— Start —

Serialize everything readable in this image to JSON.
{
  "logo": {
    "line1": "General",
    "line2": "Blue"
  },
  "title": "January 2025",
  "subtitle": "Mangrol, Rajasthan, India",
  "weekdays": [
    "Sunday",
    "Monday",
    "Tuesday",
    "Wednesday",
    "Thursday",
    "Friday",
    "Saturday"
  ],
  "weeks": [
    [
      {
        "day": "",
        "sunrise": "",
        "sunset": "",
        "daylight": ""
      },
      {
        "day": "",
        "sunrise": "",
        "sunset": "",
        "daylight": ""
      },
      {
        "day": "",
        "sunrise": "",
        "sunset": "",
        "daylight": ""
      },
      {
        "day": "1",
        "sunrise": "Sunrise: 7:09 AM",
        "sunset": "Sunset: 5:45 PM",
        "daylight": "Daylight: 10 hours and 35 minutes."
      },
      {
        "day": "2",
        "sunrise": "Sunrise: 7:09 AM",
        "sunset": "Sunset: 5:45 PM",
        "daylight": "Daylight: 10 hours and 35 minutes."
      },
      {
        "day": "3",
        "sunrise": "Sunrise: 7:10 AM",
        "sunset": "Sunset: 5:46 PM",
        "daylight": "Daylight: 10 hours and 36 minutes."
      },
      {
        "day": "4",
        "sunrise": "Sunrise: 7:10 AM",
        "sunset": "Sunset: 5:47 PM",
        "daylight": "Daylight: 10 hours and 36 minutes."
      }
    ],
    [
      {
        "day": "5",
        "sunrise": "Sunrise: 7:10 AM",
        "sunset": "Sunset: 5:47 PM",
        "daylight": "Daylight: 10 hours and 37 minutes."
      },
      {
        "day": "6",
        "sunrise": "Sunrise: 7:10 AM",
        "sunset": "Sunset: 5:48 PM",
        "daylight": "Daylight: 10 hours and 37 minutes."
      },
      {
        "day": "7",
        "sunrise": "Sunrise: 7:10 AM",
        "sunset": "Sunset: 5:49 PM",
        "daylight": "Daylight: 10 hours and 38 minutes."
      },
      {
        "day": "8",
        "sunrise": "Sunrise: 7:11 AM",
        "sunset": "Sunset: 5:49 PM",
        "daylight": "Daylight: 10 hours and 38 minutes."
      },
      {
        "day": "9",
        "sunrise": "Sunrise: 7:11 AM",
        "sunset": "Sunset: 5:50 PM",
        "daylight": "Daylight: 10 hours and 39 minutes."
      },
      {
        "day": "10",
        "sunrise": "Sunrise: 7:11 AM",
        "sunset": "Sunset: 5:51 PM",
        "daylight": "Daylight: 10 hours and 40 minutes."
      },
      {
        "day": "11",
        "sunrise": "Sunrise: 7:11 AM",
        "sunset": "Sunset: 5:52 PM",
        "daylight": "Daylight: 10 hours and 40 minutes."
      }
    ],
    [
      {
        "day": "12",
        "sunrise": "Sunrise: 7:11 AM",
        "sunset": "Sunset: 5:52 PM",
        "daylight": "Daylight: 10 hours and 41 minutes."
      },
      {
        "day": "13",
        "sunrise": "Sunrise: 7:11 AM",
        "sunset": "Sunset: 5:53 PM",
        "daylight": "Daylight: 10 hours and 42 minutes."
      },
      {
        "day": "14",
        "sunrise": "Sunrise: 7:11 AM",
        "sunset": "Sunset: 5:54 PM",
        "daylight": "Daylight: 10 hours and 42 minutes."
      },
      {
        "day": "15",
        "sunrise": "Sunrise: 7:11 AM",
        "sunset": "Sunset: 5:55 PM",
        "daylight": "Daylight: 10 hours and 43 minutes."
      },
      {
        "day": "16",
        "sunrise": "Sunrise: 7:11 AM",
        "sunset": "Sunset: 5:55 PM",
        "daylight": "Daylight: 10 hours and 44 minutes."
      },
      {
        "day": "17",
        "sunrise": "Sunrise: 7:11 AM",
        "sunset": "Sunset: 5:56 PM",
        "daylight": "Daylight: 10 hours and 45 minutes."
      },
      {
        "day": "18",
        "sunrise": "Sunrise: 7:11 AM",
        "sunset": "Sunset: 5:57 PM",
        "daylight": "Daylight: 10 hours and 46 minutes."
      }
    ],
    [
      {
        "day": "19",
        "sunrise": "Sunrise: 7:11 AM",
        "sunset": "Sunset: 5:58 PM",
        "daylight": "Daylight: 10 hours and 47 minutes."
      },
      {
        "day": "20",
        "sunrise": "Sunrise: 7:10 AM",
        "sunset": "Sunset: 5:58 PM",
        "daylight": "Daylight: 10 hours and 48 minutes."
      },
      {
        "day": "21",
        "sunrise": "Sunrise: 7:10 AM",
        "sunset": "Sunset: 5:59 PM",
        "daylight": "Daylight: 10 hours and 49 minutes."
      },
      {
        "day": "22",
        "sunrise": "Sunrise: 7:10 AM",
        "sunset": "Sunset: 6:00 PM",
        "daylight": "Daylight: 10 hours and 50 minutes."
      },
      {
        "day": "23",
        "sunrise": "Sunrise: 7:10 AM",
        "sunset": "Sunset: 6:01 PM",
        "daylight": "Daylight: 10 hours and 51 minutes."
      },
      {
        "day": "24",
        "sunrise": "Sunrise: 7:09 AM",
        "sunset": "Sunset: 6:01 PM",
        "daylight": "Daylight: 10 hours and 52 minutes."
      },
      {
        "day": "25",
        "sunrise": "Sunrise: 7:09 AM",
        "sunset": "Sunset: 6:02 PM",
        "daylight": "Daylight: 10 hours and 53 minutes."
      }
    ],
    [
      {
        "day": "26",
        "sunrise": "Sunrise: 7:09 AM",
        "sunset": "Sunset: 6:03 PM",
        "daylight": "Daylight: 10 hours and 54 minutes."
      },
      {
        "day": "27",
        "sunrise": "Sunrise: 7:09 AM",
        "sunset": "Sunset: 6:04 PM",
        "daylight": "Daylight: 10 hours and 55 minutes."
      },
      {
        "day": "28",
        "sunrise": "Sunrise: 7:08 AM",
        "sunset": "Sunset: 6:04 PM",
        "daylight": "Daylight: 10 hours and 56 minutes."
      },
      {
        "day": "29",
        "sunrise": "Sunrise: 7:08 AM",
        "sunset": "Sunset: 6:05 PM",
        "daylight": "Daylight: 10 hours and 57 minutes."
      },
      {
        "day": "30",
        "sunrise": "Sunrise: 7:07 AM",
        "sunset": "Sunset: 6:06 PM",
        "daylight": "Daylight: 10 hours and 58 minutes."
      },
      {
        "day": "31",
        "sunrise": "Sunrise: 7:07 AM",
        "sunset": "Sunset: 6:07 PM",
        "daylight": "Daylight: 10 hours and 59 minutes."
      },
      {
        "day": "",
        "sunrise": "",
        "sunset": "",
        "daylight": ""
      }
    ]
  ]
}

— End —

Exercise prompt
Can you give every line above again, exactly as written?

Reply to the exercise
Serialize everything readable in this image to JSON.
{
  "logo": {
    "line1": "General",
    "line2": "Blue"
  },
  "title": "January 2025",
  "subtitle": "Mangrol, Rajasthan, India",
  "weekdays": [
    "Sunday",
    "Monday",
    "Tuesday",
    "Wednesday",
    "Thursday",
    "Friday",
    "Saturday"
  ],
  "weeks": [
    [
      {
        "day": "",
        "sunrise": "",
        "sunset": "",
        "daylight": ""
      },
      {
        "day": "",
        "sunrise": "",
        "sunset": "",
        "daylight": ""
      },
      {
        "day": "",
        "sunrise": "",
        "sunset": "",
        "daylight": ""
      },
      {
        "day": "1",
        "sunrise": "Sunrise: 7:09 AM",
        "sunset": "Sunset: 5:45 PM",
        "daylight": "Daylight: 10 hours and 35 minutes."
      },
      {
        "day": "2",
        "sunrise": "Sunrise: 7:09 AM",
        "sunset": "Sunset: 5:45 PM",
        "daylight": "Daylight: 10 hours and 35 minutes."
      },
      {
        "day": "3",
        "sunrise": "Sunrise: 7:10 AM",
        "sunset": "Sunset: 5:46 PM",
        "daylight": "Daylight: 10 hours and 36 minutes."
      },
      {
        "day": "4",
        "sunrise": "Sunrise: 7:10 AM",
        "sunset": "Sunset: 5:47 PM",
        "daylight": "Daylight: 10 hours and 36 minutes."
      }
    ],
    [
      {
        "day": "5",
        "sunrise": "Sunrise: 7:10 AM",
        "sunset": "Sunset: 5:47 PM",
        "daylight": "Daylight: 10 hours and 37 minutes."
      },
      {
        "day": "6",
        "sunrise": "Sunrise: 7:10 AM",
        "sunset": "Sunset: 5:48 PM",
        "daylight": "Daylight: 10 hours and 37 minutes."
      },
      {
        "day": "7",
        "sunrise": "Sunrise: 7:10 AM",
        "sunset": "Sunset: 5:49 PM",
        "daylight": "Daylight: 10 hours and 38 minutes."
      },
      {
        "day": "8",
        "sunrise": "Sunrise: 7:11 AM",
        "sunset": "Sunset: 5:49 PM",
        "daylight": "Daylight: 10 hours and 38 minutes."
      },
      {
        "day": "9",
        "sunrise": "Sunrise: 7:11 AM",
        "sunset": "Sunset: 5:50 PM",
        "daylight": "Daylight: 10 hours and 39 minutes."
      },
      {
        "day": "10",
        "sunrise": "Sunrise: 7:11 AM",
        "sunset": "Sunset: 5:51 PM",
        "daylight": "Daylight: 10 hours and 40 minutes."
      },
      {
        "day": "11",
        "sunrise": "Sunrise: 7:11 AM",
        "sunset": "Sunset: 5:52 PM",
        "daylight": "Daylight: 10 hours and 40 minutes."
      }
    ],
    [
      {
        "day": "12",
        "sunrise": "Sunrise: 7:11 AM",
        "sunset": "Sunset: 5:52 PM",
        "daylight": "Daylight: 10 hours and 41 minutes."
      },
      {
        "day": "13",
        "sunrise": "Sunrise: 7:11 AM",
        "sunset": "Sunset: 5:53 PM",
        "daylight": "Daylight: 10 hours and 42 minutes."
      },
      {
        "day": "14",
        "sunrise": "Sunrise: 7:11 AM",
        "sunset": "Sunset: 5:54 PM",
        "daylight": "Daylight: 10 hours and 42 minutes."
      },
      {
        "day": "15",
        "sunrise": "Sunrise: 7:11 AM",
        "sunset": "Sunset: 5:55 PM",
        "daylight": "Daylight: 10 hours and 43 minutes."
      },
      {
        "day": "16",
        "sunrise": "Sunrise: 7:11 AM",
        "sunset": "Sunset: 5:55 PM",
        "daylight": "Daylight: 10 hours and 44 minutes."
      },
      {
        "day": "17",
        "sunrise": "Sunrise: 7:11 AM",
        "sunset": "Sunset: 5:56 PM",
        "daylight": "Daylight: 10 hours and 45 minutes."
      },
      {
        "day": "18",
        "sunrise": "Sunrise: 7:11 AM",
        "sunset": "Sunset: 5:57 PM",
        "daylight": "Daylight: 10 hours and 46 minutes."
      }
    ],
    [
      {
        "day": "19",
        "sunrise": "Sunrise: 7:11 AM",
        "sunset": "Sunset: 5:58 PM",
        "daylight": "Daylight: 10 hours and 47 minutes."
      },
      {
        "day": "20",
        "sunrise": "Sunrise: 7:10 AM",
        "sunset": "Sunset: 5:58 PM",
        "daylight": "Daylight: 10 hours and 48 minutes."
      },
      {
        "day": "21",
        "sunrise": "Sunrise: 7:10 AM",
        "sunset": "Sunset: 5:59 PM",
        "daylight": "Daylight: 10 hours and 49 minutes."
      },
      {
        "day": "22",
        "sunrise": "Sunrise: 7:10 AM",
        "sunset": "Sunset: 6:00 PM",
        "daylight": "Daylight: 10 hours and 50 minutes."
      },
      {
        "day": "23",
        "sunrise": "Sunrise: 7:10 AM",
        "sunset": "Sunset: 6:01 PM",
        "daylight": "Daylight: 10 hours and 51 minutes."
      },
      {
        "day": "24",
        "sunrise": "Sunrise: 7:09 AM",
        "sunset": "Sunset: 6:01 PM",
        "daylight": "Daylight: 10 hours and 52 minutes."
      },
      {
        "day": "25",
        "sunrise": "Sunrise: 7:09 AM",
        "sunset": "Sunset: 6:02 PM",
        "daylight": "Daylight: 10 hours and 53 minutes."
      }
    ],
    [
      {
        "day": "26",
        "sunrise": "Sunrise: 7:09 AM",
        "sunset": "Sunset: 6:03 PM",
        "daylight": "Daylight: 10 hours and 54 minutes."
      },
      {
        "day": "27",
        "sunrise": "Sunrise: 7:09 AM",
        "sunset": "Sunset: 6:04 PM",
        "daylight": "Daylight: 10 hours and 55 minutes."
      },
      {
        "day": "28",
        "sunrise": "Sunrise: 7:08 AM",
        "sunset": "Sunset: 6:04 PM",
        "daylight": "Daylight: 10 hours and 56 minutes."
      },
      {
        "day": "29",
        "sunrise": "Sunrise: 7:08 AM",
        "sunset": "Sunset: 6:05 PM",
        "daylight": "Daylight: 10 hours and 57 minutes."
      },
      {
        "day": "30",
        "sunrise": "Sunrise: 7:07 AM",
        "sunset": "Sunset: 6:06 PM",
        "daylight": "Daylight: 10 hours and 58 minutes."
      },
      {
        "day": "31",
        "sunrise": "Sunrise: 7:07 AM",
        "sunset": "Sunset: 6:07 PM",
        "daylight": "Daylight: 10 hours and 59 minutes."
      },
      {
        "day": "",
        "sunrise": "",
        "sunset": "",
        "daylight": ""
      }
    ]
  ]
}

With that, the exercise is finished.